The exercise: Write out the whole listing exactly as it stands.

Records from a dataset
- - -
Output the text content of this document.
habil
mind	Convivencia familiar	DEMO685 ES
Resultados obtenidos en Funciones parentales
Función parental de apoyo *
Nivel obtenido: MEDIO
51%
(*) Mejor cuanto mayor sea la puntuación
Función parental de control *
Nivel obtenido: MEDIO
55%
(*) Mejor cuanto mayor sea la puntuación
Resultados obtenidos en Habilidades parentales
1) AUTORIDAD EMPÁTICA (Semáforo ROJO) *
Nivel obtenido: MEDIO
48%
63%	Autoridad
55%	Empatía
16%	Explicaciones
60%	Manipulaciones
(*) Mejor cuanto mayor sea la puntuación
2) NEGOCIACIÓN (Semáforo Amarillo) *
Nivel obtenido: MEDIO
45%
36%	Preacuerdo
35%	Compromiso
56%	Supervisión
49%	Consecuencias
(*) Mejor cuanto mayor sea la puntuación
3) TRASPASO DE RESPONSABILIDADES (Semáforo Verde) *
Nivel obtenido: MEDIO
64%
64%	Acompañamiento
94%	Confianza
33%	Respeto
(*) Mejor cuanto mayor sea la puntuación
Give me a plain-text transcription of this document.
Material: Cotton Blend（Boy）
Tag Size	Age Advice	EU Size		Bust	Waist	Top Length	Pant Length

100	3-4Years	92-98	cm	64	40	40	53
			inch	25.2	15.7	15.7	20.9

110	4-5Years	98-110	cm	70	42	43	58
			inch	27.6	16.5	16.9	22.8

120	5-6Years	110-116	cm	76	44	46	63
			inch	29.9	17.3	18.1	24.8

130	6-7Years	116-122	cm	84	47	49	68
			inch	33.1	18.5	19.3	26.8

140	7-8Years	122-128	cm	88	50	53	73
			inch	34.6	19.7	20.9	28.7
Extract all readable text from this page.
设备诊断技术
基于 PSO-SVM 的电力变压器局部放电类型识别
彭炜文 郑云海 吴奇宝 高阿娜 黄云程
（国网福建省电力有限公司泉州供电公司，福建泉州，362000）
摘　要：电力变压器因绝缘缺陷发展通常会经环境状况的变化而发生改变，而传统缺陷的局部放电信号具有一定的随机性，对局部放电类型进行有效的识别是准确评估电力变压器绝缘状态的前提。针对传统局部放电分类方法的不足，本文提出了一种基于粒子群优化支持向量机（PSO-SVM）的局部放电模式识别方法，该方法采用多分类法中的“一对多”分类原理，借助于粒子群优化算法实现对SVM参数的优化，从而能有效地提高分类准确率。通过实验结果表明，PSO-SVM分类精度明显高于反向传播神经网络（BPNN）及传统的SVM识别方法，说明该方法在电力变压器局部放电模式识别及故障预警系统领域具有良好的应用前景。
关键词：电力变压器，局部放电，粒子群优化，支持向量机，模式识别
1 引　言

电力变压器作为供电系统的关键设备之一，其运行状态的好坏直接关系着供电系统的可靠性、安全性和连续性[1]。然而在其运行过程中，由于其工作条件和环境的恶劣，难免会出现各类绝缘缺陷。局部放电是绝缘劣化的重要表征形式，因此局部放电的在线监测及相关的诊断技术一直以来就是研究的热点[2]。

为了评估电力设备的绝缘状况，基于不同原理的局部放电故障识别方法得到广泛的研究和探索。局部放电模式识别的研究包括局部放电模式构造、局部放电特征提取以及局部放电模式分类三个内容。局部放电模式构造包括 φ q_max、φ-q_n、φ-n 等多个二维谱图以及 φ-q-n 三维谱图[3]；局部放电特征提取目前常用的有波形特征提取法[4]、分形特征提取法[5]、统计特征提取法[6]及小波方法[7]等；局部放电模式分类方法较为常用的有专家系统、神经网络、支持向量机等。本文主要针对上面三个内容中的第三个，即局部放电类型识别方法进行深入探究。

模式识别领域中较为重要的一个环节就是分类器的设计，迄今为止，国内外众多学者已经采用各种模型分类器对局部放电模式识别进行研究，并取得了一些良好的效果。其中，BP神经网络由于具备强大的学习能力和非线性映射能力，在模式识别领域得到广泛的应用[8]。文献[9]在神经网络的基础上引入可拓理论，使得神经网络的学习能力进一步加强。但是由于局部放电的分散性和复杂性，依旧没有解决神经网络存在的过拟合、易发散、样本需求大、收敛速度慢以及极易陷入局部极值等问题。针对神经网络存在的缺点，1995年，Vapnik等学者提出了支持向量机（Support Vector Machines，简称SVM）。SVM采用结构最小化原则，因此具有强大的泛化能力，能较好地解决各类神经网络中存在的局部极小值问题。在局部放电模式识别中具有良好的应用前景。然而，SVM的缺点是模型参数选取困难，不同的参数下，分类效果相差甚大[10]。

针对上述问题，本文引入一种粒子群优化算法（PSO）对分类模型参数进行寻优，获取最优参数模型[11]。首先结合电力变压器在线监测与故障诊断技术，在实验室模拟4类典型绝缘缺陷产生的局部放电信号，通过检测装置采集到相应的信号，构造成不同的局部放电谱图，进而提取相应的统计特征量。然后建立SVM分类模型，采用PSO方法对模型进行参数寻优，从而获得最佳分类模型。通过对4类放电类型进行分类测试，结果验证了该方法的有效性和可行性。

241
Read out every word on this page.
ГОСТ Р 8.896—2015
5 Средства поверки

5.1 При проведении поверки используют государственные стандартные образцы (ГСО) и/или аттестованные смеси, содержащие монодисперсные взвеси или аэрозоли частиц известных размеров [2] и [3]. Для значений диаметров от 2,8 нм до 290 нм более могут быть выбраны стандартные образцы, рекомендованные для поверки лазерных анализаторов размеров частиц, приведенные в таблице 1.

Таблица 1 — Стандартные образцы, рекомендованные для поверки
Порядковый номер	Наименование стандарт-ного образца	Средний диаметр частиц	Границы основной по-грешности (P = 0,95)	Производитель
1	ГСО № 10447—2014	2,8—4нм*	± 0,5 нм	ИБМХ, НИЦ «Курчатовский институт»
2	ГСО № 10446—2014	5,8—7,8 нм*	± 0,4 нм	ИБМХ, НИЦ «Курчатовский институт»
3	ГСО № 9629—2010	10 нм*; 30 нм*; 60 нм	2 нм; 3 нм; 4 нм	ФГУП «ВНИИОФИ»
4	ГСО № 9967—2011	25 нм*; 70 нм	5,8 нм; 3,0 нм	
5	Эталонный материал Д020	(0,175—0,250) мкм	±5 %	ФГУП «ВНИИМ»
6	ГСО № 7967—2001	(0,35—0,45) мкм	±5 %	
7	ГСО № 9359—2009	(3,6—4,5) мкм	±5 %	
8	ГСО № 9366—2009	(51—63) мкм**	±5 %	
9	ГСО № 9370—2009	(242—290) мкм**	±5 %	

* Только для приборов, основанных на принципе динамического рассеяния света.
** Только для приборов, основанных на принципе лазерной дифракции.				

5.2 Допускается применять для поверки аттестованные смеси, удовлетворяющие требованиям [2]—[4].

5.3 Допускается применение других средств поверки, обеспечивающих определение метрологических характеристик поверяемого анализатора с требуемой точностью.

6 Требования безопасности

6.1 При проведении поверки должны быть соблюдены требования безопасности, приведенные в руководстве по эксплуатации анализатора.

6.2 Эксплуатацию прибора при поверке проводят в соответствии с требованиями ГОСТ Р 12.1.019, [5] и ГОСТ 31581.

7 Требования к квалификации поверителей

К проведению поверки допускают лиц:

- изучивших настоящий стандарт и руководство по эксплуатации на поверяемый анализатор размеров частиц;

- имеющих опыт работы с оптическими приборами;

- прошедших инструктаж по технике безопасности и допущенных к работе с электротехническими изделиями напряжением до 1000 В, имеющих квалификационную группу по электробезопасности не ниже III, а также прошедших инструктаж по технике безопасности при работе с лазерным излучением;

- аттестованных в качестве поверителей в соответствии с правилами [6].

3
- - -
Response for this exercise:
Output the text content of this document.
habil
mind	Convivencia familiar	DEMO685 ES
Resultados obtenidos en Funciones parentales
Función parental de apoyo *
Nivel obtenido: MEDIO
51%
(*) Mejor cuanto mayor sea la puntuación
Función parental de control *
Nivel obtenido: MEDIO
55%
(*) Mejor cuanto mayor sea la puntuación
Resultados obtenidos en Habilidades parentales
1) AUTORIDAD EMPÁTICA (Semáforo ROJO) *
Nivel obtenido: MEDIO
48%
63%	Autoridad
55%	Empatía
16%	Explicaciones
60%	Manipulaciones
(*) Mejor cuanto mayor sea la puntuación
2) NEGOCIACIÓN (Semáforo Amarillo) *
Nivel obtenido: MEDIO
45%
36%	Preacuerdo
35%	Compromiso
56%	Supervisión
49%	Consecuencias
(*) Mejor cuanto mayor sea la puntuación
3) TRASPASO DE RESPONSABILIDADES (Semáforo Verde) *
Nivel obtenido: MEDIO
64%
64%	Acompañamiento
94%	Confianza
33%	Respeto
(*) Mejor cuanto mayor sea la puntuación
Give me a plain-text transcription of this document.
Material: Cotton Blend（Boy）
Tag Size	Age Advice	EU Size		Bust	Waist	Top Length	Pant Length

100	3-4Years	92-98	cm	64	40	40	53
			inch	25.2	15.7	15.7	20.9

110	4-5Years	98-110	cm	70	42	43	58
			inch	27.6	16.5	16.9	22.8

120	5-6Years	110-116	cm	76	44	46	63
			inch	29.9	17.3	18.1	24.8

130	6-7Years	116-122	cm	84	47	49	68
			inch	33.1	18.5	19.3	26.8

140	7-8Years	122-128	cm	88	50	53	73
			inch	34.6	19.7	20.9	28.7
Extract all readable text from this page.
设备诊断技术
基于 PSO-SVM 的电力变压器局部放电类型识别
彭炜文 郑云海 吴奇宝 高阿娜 黄云程
（国网福建省电力有限公司泉州供电公司，福建泉州，362000）
摘　要：电力变压器因绝缘缺陷发展通常会经环境状况的变化而发生改变，而传统缺陷的局部放电信号具有一定的随机性，对局部放电类型进行有效的识别是准确评估电力变压器绝缘状态的前提。针对传统局部放电分类方法的不足，本文提出了一种基于粒子群优化支持向量机（PSO-SVM）的局部放电模式识别方法，该方法采用多分类法中的“一对多”分类原理，借助于粒子群优化算法实现对SVM参数的优化，从而能有效地提高分类准确率。通过实验结果表明，PSO-SVM分类精度明显高于反向传播神经网络（BPNN）及传统的SVM识别方法，说明该方法在电力变压器局部放电模式识别及故障预警系统领域具有良好的应用前景。
关键词：电力变压器，局部放电，粒子群优化，支持向量机，模式识别
1 引　言

电力变压器作为供电系统的关键设备之一，其运行状态的好坏直接关系着供电系统的可靠性、安全性和连续性[1]。然而在其运行过程中，由于其工作条件和环境的恶劣，难免会出现各类绝缘缺陷。局部放电是绝缘劣化的重要表征形式，因此局部放电的在线监测及相关的诊断技术一直以来就是研究的热点[2]。

为了评估电力设备的绝缘状况，基于不同原理的局部放电故障识别方法得到广泛的研究和探索。局部放电模式识别的研究包括局部放电模式构造、局部放电特征提取以及局部放电模式分类三个内容。局部放电模式构造包括 φ q_max、φ-q_n、φ-n 等多个二维谱图以及 φ-q-n 三维谱图[3]；局部放电特征提取目前常用的有波形特征提取法[4]、分形特征提取法[5]、统计特征提取法[6]及小波方法[7]等；局部放电模式分类方法较为常用的有专家系统、神经网络、支持向量机等。本文主要针对上面三个内容中的第三个，即局部放电类型识别方法进行深入探究。

模式识别领域中较为重要的一个环节就是分类器的设计，迄今为止，国内外众多学者已经采用各种模型分类器对局部放电模式识别进行研究，并取得了一些良好的效果。其中，BP神经网络由于具备强大的学习能力和非线性映射能力，在模式识别领域得到广泛的应用[8]。文献[9]在神经网络的基础上引入可拓理论，使得神经网络的学习能力进一步加强。但是由于局部放电的分散性和复杂性，依旧没有解决神经网络存在的过拟合、易发散、样本需求大、收敛速度慢以及极易陷入局部极值等问题。针对神经网络存在的缺点，1995年，Vapnik等学者提出了支持向量机（Support Vector Machines，简称SVM）。SVM采用结构最小化原则，因此具有强大的泛化能力，能较好地解决各类神经网络中存在的局部极小值问题。在局部放电模式识别中具有良好的应用前景。然而，SVM的缺点是模型参数选取困难，不同的参数下，分类效果相差甚大[10]。

针对上述问题，本文引入一种粒子群优化算法（PSO）对分类模型参数进行寻优，获取最优参数模型[11]。首先结合电力变压器在线监测与故障诊断技术，在实验室模拟4类典型绝缘缺陷产生的局部放电信号，通过检测装置采集到相应的信号，构造成不同的局部放电谱图，进而提取相应的统计特征量。然后建立SVM分类模型，采用PSO方法对模型进行参数寻优，从而获得最佳分类模型。通过对4类放电类型进行分类测试，结果验证了该方法的有效性和可行性。

241
Read out every word on this page.
ГОСТ Р 8.896—2015
5 Средства поверки

5.1 При проведении поверки используют государственные стандартные образцы (ГСО) и/или аттестованные смеси, содержащие монодисперсные взвеси или аэрозоли частиц известных размеров [2] и [3]. Для значений диаметров от 2,8 нм до 290 нм более могут быть выбраны стандартные образцы, рекомендованные для поверки лазерных анализаторов размеров частиц, приведенные в таблице 1.

Таблица 1 — Стандартные образцы, рекомендованные для поверки
Порядковый номер	Наименование стандарт-ного образца	Средний диаметр частиц	Границы основной по-грешности (P = 0,95)	Производитель
1	ГСО № 10447—2014	2,8—4нм*	± 0,5 нм	ИБМХ, НИЦ «Курчатовский институт»
2	ГСО № 10446—2014	5,8—7,8 нм*	± 0,4 нм	ИБМХ, НИЦ «Курчатовский институт»
3	ГСО № 9629—2010	10 нм*; 30 нм*; 60 нм	2 нм; 3 нм; 4 нм	ФГУП «ВНИИОФИ»
4	ГСО № 9967—2011	25 нм*; 70 нм	5,8 нм; 3,0 нм	
5	Эталонный материал Д020	(0,175—0,250) мкм	±5 %	ФГУП «ВНИИМ»
6	ГСО № 7967—2001	(0,35—0,45) мкм	±5 %	
7	ГСО № 9359—2009	(3,6—4,5) мкм	±5 %	
8	ГСО № 9366—2009	(51—63) мкм**	±5 %	
9	ГСО № 9370—2009	(242—290) мкм**	±5 %	

* Только для приборов, основанных на принципе динамического рассеяния света.
** Только для приборов, основанных на принципе лазерной дифракции.				

5.2 Допускается применять для поверки аттестованные смеси, удовлетворяющие требованиям [2]—[4].

5.3 Допускается применение других средств поверки, обеспечивающих определение метрологических характеристик поверяемого анализатора с требуемой точностью.

6 Требования безопасности

6.1 При проведении поверки должны быть соблюдены требования безопасности, приведенные в руководстве по эксплуатации анализатора.

6.2 Эксплуатацию прибора при поверке проводят в соответствии с требованиями ГОСТ Р 12.1.019, [5] и ГОСТ 31581.

7 Требования к квалификации поверителей

К проведению поверки допускают лиц:

- изучивших настоящий стандарт и руководство по эксплуатации на поверяемый анализатор размеров частиц;

- имеющих опыт работы с оптическими приборами;

- прошедших инструктаж по технике безопасности и допущенных к работе с электротехническими изделиями напряжением до 1000 В, имеющих квалификационную группу по электробезопасности не ниже III, а также прошедших инструктаж по технике безопасности при работе с лазерным излучением;

- аттестованных в качестве поверителей в соответствии с правилами [6].

3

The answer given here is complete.